• [Given request] Counting only lines that hold "Crear", give the total and nothing more.

==============================

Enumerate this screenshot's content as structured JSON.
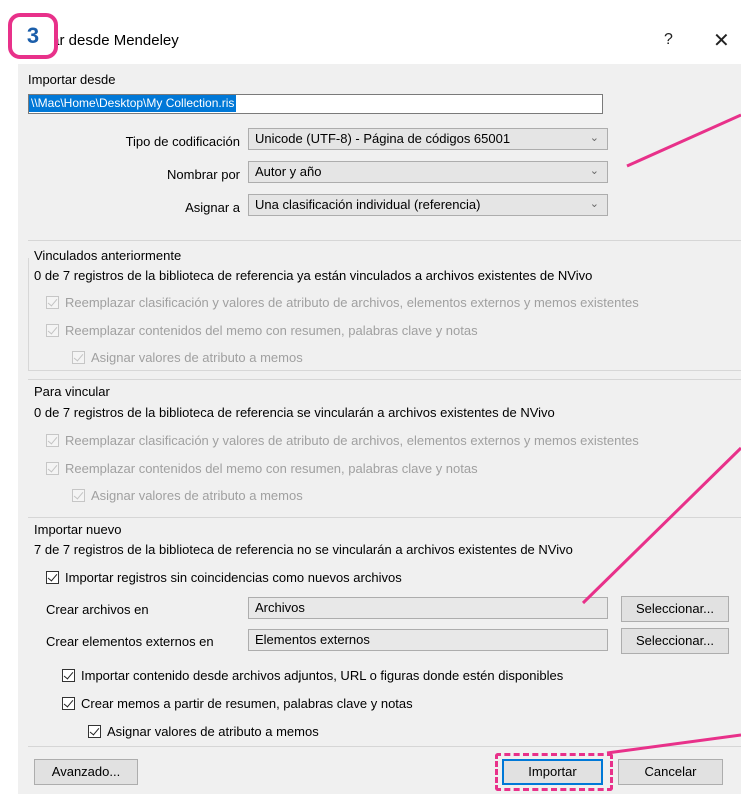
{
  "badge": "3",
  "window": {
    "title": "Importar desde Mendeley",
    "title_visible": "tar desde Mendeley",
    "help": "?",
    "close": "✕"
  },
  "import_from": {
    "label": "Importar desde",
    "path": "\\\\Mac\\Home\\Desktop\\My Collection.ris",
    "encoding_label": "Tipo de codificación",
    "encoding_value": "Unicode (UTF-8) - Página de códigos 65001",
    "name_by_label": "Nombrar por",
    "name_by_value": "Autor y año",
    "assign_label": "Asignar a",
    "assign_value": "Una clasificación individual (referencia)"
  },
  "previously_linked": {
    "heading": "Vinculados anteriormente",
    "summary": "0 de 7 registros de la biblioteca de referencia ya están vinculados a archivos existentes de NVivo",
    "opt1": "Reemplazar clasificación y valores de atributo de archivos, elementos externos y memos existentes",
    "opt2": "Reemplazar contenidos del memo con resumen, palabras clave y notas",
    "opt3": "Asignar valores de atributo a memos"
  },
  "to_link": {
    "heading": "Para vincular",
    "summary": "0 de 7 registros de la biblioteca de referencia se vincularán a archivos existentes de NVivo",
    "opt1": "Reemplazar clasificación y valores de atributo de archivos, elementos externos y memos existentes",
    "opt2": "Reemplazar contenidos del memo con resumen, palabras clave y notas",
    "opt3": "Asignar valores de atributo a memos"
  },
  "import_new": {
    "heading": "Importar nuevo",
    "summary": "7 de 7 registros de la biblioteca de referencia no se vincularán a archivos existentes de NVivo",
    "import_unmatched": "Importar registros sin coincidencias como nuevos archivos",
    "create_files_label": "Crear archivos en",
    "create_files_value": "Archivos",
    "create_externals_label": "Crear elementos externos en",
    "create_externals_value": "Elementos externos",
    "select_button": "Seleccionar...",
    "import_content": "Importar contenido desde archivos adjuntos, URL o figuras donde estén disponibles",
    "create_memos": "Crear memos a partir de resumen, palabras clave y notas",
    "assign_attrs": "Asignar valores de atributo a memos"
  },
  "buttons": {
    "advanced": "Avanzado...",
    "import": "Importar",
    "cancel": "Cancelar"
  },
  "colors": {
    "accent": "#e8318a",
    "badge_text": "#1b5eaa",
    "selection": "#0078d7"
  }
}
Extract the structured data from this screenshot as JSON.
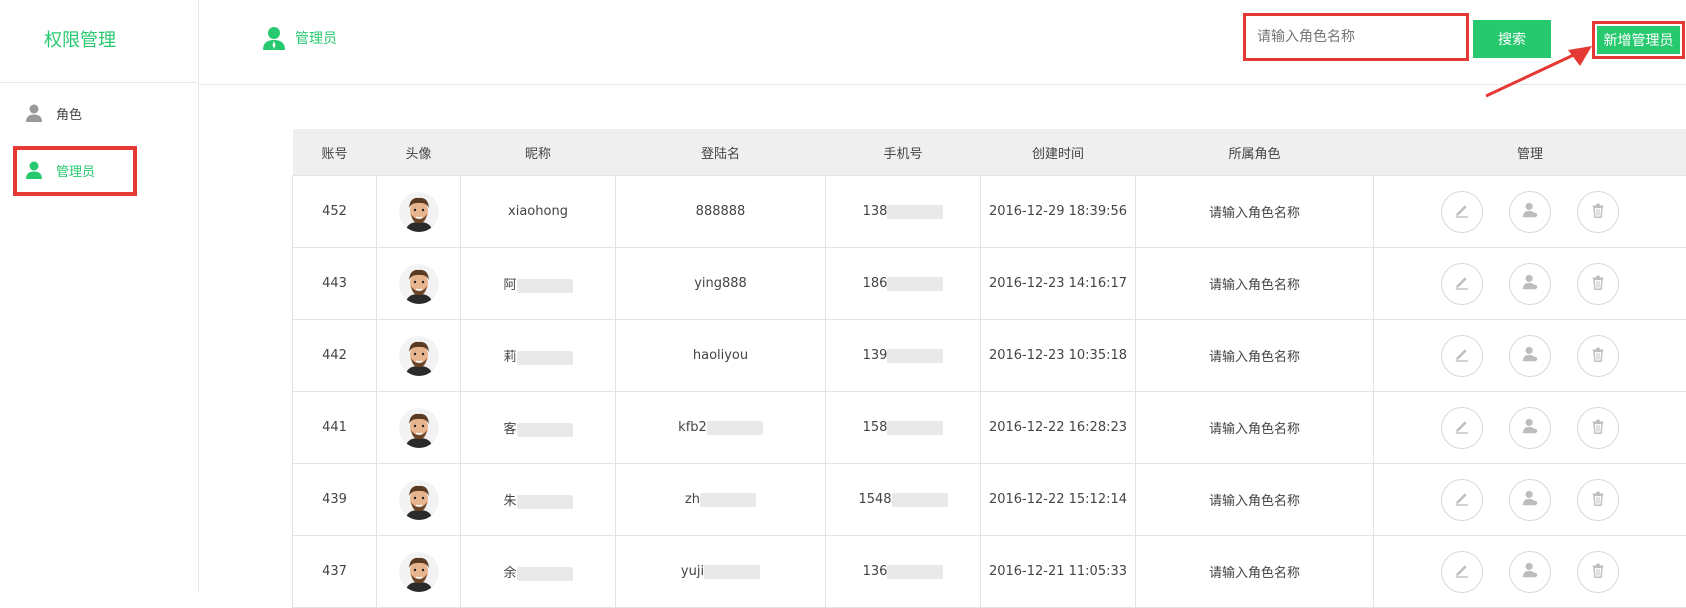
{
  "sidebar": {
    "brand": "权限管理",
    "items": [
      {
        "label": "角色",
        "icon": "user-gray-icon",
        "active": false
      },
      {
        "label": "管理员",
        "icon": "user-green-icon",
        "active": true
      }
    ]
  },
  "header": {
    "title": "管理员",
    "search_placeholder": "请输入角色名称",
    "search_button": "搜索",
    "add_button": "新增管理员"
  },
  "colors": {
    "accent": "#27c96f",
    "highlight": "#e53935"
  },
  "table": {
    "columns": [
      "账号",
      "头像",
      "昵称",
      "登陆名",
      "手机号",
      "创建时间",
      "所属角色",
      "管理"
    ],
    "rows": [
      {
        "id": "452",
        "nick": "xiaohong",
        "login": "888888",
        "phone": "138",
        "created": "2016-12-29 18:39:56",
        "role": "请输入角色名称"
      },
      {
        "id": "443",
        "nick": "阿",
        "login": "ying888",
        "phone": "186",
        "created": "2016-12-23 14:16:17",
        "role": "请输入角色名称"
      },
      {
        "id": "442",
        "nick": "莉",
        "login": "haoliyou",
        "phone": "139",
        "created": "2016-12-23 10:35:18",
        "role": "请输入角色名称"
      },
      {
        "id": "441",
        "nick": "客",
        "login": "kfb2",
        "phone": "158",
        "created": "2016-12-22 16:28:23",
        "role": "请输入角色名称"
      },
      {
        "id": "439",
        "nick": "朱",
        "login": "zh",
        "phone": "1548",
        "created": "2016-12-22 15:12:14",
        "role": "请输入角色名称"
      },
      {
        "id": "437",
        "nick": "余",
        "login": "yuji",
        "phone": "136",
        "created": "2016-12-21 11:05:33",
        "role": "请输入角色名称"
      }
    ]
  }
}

==============================

• [Exercise answer] 3